JOB:
Copy out the whole listing exactly as written, leaving the pictures behind.

STORED RECORDS:
BEGIN

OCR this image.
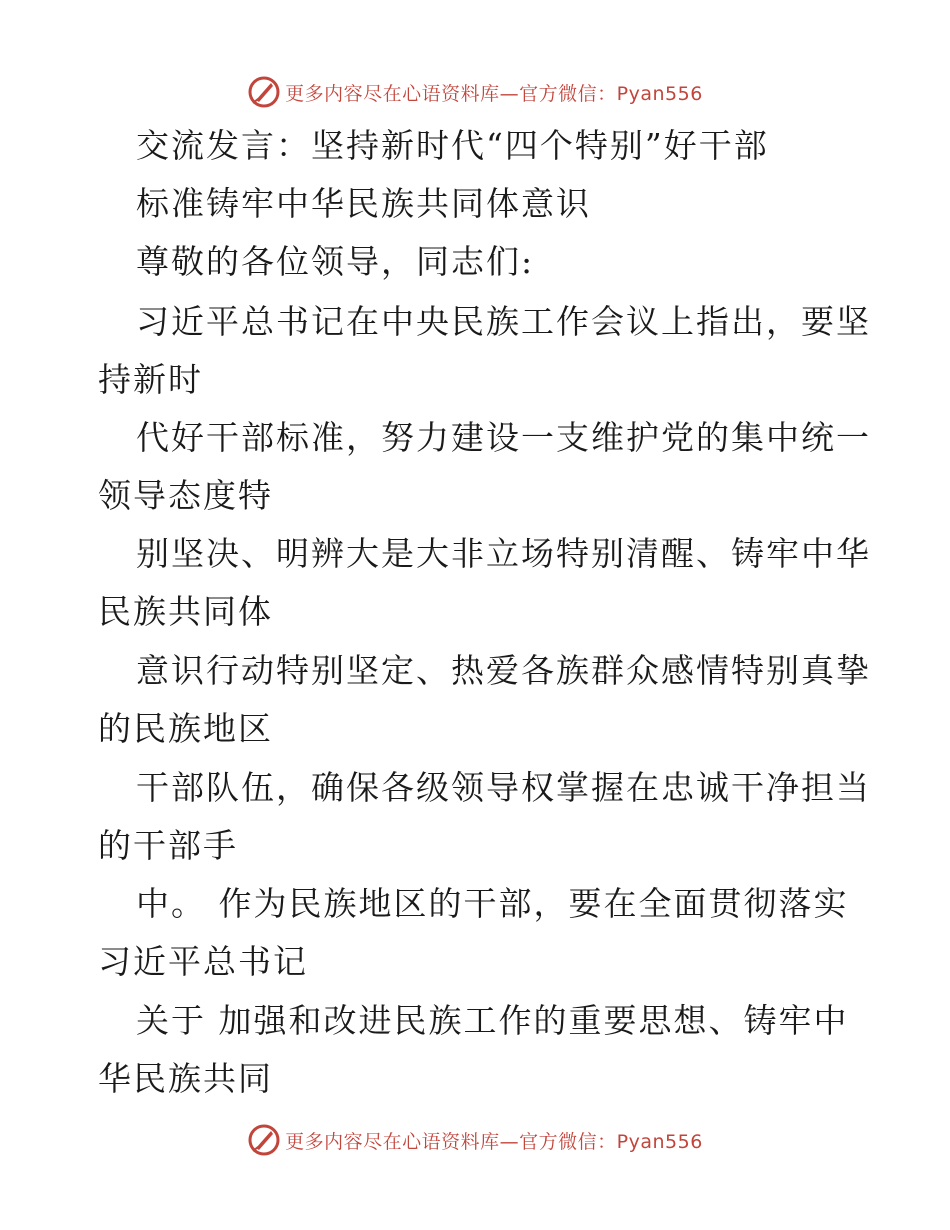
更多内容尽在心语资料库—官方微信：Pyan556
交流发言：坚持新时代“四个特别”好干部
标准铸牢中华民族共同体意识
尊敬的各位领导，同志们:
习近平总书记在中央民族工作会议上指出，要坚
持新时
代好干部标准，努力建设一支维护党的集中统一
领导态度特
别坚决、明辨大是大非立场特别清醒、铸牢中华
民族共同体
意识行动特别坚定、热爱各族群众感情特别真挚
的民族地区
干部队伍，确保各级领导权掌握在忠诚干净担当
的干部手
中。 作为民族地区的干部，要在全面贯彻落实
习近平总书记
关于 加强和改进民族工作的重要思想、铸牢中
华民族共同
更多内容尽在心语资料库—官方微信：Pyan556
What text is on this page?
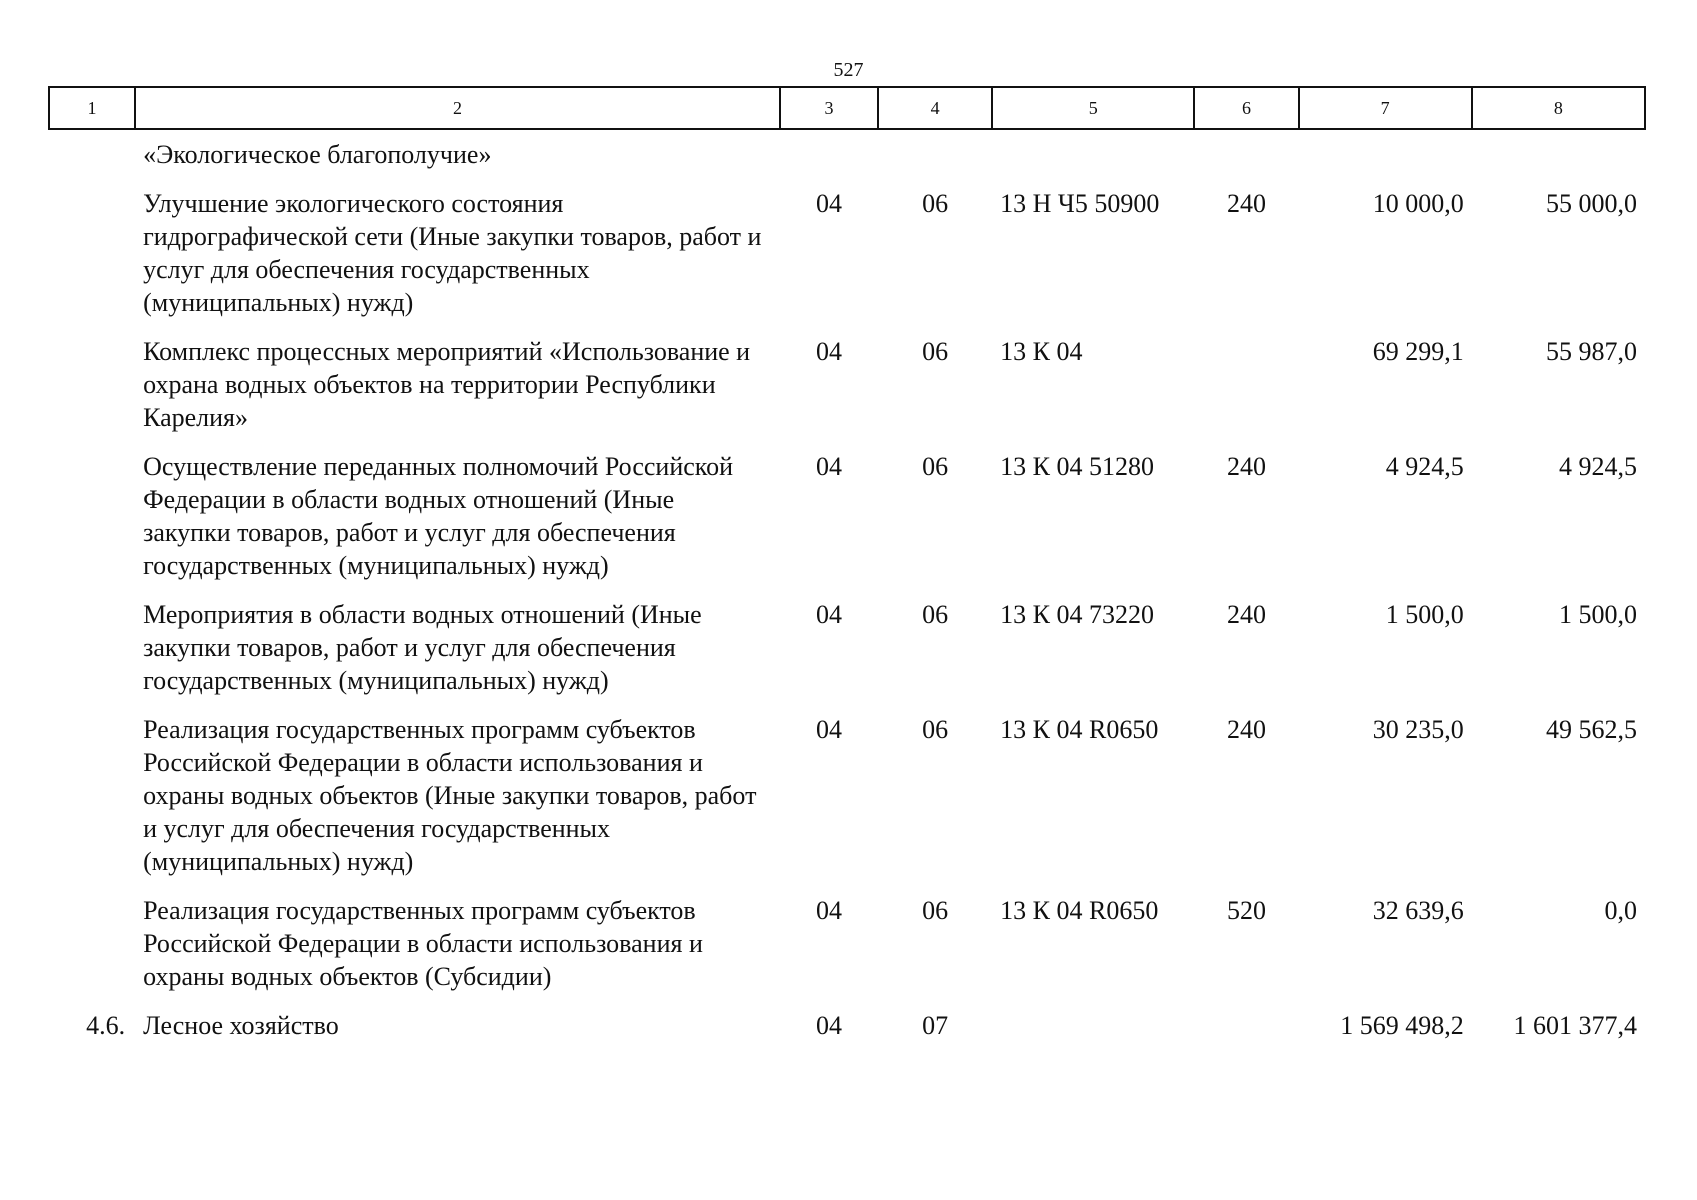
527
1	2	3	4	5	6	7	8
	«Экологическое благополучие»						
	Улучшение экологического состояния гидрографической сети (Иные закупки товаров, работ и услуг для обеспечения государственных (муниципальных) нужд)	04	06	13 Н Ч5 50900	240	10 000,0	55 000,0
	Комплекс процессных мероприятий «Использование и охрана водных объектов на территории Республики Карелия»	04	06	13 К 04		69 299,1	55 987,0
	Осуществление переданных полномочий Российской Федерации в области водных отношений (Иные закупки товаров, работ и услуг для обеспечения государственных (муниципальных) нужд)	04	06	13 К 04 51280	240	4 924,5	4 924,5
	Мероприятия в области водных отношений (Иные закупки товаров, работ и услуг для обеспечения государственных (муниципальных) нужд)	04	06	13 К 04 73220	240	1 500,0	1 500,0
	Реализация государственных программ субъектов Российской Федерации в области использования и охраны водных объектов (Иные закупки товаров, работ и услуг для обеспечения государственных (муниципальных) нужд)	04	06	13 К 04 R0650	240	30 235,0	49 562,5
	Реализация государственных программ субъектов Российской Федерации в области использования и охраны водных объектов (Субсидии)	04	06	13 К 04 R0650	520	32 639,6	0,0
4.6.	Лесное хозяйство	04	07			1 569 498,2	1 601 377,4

END

SOLUTION TO THIS EXERCISE:
OCR this image.
更多内容尽在心语资料库—官方微信：Pyan556
交流发言：坚持新时代“四个特别”好干部
标准铸牢中华民族共同体意识
尊敬的各位领导，同志们:
习近平总书记在中央民族工作会议上指出，要坚
持新时
代好干部标准，努力建设一支维护党的集中统一
领导态度特
别坚决、明辨大是大非立场特别清醒、铸牢中华
民族共同体
意识行动特别坚定、热爱各族群众感情特别真挚
的民族地区
干部队伍，确保各级领导权掌握在忠诚干净担当
的干部手
中。 作为民族地区的干部，要在全面贯彻落实
习近平总书记
关于 加强和改进民族工作的重要思想、铸牢中
华民族共同
更多内容尽在心语资料库—官方微信：Pyan556
What text is on this page?
527
1	2	3	4	5	6	7	8
	«Экологическое благополучие»						
	Улучшение экологического состояния гидрографической сети (Иные закупки товаров, работ и услуг для обеспечения государственных (муниципальных) нужд)	04	06	13 Н Ч5 50900	240	10 000,0	55 000,0
	Комплекс процессных мероприятий «Использование и охрана водных объектов на территории Республики Карелия»	04	06	13 К 04		69 299,1	55 987,0
	Осуществление переданных полномочий Российской Федерации в области водных отношений (Иные закупки товаров, работ и услуг для обеспечения государственных (муниципальных) нужд)	04	06	13 К 04 51280	240	4 924,5	4 924,5
	Мероприятия в области водных отношений (Иные закупки товаров, работ и услуг для обеспечения государственных (муниципальных) нужд)	04	06	13 К 04 73220	240	1 500,0	1 500,0
	Реализация государственных программ субъектов Российской Федерации в области использования и охраны водных объектов (Иные закупки товаров, работ и услуг для обеспечения государственных (муниципальных) нужд)	04	06	13 К 04 R0650	240	30 235,0	49 562,5
	Реализация государственных программ субъектов Российской Федерации в области использования и охраны водных объектов (Субсидии)	04	06	13 К 04 R0650	520	32 639,6	0,0
4.6.	Лесное хозяйство	04	07			1 569 498,2	1 601 377,4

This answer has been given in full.